*EXERCISE DIRECTIONS*
Take from the listing each line that has the string "kots".

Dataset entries
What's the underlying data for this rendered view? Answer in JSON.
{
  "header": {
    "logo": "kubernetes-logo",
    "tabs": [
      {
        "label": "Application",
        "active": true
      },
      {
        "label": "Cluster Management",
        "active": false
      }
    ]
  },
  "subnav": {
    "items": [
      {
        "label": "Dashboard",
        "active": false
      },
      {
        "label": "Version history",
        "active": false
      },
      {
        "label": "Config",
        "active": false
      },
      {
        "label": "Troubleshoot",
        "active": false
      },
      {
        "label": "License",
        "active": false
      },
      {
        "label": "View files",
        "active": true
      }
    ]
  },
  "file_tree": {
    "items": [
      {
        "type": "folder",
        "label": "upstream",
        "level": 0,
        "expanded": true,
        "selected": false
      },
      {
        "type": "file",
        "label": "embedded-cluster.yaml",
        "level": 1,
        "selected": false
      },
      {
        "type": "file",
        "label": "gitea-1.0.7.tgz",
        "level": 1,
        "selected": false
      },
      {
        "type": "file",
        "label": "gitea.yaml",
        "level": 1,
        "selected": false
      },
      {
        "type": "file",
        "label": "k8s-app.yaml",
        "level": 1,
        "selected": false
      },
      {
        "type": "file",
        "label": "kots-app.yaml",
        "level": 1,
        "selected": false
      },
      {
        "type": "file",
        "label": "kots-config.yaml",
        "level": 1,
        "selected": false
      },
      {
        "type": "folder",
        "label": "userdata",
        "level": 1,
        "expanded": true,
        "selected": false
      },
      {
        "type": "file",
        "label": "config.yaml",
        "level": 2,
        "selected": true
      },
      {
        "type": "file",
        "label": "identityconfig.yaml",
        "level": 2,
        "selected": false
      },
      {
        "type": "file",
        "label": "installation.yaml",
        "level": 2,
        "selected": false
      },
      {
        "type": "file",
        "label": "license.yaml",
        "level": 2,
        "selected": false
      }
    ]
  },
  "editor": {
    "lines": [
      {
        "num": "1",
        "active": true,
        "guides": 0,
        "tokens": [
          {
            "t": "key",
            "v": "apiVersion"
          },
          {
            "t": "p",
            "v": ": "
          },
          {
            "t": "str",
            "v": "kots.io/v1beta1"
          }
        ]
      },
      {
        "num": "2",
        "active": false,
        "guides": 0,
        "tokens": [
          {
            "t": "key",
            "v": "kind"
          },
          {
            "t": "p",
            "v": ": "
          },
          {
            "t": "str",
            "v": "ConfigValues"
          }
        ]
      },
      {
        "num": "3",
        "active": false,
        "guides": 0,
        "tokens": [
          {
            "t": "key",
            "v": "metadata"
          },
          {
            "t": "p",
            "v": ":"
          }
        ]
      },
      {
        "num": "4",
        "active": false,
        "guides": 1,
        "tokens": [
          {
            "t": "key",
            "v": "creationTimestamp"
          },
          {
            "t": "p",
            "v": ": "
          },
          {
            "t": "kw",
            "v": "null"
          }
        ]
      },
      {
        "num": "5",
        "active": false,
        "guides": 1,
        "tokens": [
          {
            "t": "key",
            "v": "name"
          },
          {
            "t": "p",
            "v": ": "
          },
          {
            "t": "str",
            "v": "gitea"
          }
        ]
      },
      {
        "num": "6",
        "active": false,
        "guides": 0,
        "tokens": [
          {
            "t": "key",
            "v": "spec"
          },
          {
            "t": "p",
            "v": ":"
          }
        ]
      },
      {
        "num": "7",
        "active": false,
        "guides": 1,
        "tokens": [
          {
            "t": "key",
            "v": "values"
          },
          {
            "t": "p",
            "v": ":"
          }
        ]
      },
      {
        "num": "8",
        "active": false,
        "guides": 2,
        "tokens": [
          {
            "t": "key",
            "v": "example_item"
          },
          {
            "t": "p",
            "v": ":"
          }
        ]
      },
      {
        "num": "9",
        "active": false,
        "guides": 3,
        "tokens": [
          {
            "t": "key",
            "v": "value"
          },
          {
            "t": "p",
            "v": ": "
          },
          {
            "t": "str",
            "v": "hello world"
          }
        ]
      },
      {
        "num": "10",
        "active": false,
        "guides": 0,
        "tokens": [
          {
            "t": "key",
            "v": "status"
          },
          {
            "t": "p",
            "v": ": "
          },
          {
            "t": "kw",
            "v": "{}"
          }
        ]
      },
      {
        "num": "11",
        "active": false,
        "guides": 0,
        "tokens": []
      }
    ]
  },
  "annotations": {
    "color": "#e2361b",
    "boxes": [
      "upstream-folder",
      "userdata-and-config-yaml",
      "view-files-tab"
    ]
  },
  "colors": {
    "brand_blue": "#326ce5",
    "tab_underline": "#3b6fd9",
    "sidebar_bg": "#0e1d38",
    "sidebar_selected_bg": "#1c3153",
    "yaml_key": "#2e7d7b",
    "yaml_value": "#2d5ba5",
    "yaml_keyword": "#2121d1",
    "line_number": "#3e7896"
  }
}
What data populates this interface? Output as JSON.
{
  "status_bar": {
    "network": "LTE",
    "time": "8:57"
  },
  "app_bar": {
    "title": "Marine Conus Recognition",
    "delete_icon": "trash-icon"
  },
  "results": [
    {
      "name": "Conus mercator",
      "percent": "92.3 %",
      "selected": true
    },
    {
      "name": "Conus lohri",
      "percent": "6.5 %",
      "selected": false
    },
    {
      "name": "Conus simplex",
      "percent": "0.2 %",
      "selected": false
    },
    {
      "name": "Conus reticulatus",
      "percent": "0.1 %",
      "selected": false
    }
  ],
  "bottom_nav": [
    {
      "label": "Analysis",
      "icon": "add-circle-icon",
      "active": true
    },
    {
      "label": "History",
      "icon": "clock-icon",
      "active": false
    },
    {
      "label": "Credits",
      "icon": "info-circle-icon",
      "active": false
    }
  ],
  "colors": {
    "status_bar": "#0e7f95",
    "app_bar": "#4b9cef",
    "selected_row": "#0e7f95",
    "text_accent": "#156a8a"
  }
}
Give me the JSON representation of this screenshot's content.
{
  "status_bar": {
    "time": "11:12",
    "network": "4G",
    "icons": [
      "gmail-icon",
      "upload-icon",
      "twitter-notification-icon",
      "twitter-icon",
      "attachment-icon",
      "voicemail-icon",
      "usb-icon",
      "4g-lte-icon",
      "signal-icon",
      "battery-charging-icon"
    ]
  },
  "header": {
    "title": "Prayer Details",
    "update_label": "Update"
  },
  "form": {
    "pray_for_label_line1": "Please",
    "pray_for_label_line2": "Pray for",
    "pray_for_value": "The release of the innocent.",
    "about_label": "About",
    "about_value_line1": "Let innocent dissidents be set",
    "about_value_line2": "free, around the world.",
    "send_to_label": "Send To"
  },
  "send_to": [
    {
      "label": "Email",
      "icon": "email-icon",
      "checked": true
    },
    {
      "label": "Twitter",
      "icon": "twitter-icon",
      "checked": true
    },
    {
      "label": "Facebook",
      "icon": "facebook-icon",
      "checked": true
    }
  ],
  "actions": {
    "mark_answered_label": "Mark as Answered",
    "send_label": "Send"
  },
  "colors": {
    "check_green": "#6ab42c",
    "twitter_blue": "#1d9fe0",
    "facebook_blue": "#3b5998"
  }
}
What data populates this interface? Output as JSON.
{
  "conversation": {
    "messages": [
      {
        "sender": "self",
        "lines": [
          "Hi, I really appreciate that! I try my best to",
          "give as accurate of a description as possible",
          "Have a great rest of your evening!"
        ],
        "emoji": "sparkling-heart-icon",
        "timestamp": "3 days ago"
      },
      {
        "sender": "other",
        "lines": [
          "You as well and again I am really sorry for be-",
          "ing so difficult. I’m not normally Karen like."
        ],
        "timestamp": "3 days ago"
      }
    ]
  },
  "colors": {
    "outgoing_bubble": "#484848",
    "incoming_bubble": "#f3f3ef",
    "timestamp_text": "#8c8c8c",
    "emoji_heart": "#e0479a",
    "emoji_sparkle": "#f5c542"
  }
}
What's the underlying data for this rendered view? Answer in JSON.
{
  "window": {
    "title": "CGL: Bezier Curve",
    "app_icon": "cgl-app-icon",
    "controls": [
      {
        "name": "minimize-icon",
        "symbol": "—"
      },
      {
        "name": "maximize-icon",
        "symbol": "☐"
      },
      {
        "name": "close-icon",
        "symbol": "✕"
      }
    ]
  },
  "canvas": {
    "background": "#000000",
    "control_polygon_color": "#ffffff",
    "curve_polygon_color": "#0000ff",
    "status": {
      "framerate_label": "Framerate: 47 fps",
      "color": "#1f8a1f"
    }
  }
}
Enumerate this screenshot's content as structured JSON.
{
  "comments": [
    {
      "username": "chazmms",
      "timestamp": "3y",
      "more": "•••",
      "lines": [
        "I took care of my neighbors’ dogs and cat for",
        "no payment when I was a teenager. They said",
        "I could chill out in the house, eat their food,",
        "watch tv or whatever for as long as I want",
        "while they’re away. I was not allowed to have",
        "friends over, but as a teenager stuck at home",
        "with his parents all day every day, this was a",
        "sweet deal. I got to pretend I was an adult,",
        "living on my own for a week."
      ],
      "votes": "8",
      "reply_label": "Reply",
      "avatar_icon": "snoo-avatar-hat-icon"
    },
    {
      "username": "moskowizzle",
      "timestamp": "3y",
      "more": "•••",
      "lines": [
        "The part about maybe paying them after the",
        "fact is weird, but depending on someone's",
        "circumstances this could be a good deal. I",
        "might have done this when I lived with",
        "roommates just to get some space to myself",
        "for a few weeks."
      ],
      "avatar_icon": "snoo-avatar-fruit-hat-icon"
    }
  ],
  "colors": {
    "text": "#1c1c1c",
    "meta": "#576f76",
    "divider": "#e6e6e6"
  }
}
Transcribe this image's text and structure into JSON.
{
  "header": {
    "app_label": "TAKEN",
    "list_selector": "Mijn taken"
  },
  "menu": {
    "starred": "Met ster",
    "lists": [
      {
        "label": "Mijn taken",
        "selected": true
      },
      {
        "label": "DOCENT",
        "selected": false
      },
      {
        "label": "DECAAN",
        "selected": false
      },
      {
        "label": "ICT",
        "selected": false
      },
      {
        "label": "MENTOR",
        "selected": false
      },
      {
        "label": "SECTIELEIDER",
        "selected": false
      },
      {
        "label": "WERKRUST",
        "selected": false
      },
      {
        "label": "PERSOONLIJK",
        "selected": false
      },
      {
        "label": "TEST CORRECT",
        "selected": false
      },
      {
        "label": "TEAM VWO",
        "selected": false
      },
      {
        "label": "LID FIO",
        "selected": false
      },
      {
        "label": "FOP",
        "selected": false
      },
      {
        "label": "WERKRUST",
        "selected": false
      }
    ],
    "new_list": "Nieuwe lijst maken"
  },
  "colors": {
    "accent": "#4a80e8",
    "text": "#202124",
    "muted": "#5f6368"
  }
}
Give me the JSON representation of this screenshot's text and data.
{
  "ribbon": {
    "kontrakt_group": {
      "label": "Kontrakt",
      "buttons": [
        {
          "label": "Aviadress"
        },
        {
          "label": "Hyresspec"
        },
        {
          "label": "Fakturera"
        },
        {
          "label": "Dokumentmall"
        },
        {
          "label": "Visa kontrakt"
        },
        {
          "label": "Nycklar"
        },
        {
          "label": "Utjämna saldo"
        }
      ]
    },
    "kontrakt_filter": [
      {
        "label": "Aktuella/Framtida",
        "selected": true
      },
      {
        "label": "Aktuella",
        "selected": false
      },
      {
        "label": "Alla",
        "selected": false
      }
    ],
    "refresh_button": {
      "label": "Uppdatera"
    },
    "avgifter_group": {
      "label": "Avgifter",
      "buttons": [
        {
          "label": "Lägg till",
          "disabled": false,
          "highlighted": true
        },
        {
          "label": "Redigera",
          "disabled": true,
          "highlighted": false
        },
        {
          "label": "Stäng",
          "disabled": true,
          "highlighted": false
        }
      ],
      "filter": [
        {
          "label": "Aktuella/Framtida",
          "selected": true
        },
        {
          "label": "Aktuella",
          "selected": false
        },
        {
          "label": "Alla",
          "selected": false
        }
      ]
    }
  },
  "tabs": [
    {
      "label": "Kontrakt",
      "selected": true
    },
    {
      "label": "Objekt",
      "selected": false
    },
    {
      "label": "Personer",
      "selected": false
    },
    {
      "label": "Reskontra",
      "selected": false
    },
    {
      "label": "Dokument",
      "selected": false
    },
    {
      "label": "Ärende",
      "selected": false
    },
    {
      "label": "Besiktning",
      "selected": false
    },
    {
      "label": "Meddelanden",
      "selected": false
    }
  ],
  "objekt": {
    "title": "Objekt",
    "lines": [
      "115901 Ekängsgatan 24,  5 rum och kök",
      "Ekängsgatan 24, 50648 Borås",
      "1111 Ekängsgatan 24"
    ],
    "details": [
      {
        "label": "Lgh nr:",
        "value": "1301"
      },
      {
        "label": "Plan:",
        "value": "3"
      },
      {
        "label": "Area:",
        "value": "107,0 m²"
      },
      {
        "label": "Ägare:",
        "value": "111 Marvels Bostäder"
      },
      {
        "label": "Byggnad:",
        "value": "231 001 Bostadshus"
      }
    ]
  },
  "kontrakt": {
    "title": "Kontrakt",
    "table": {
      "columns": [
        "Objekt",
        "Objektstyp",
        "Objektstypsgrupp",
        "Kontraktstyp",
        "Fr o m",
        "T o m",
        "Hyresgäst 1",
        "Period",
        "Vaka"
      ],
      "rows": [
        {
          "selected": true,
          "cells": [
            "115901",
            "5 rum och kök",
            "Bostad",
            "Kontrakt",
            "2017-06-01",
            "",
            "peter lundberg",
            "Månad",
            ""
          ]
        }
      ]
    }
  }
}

*CORRECT OUTPUT*
        "label": "kots-app.yaml",
        "label": "kots-config.yaml",
            "v": "kots.io/v1beta1"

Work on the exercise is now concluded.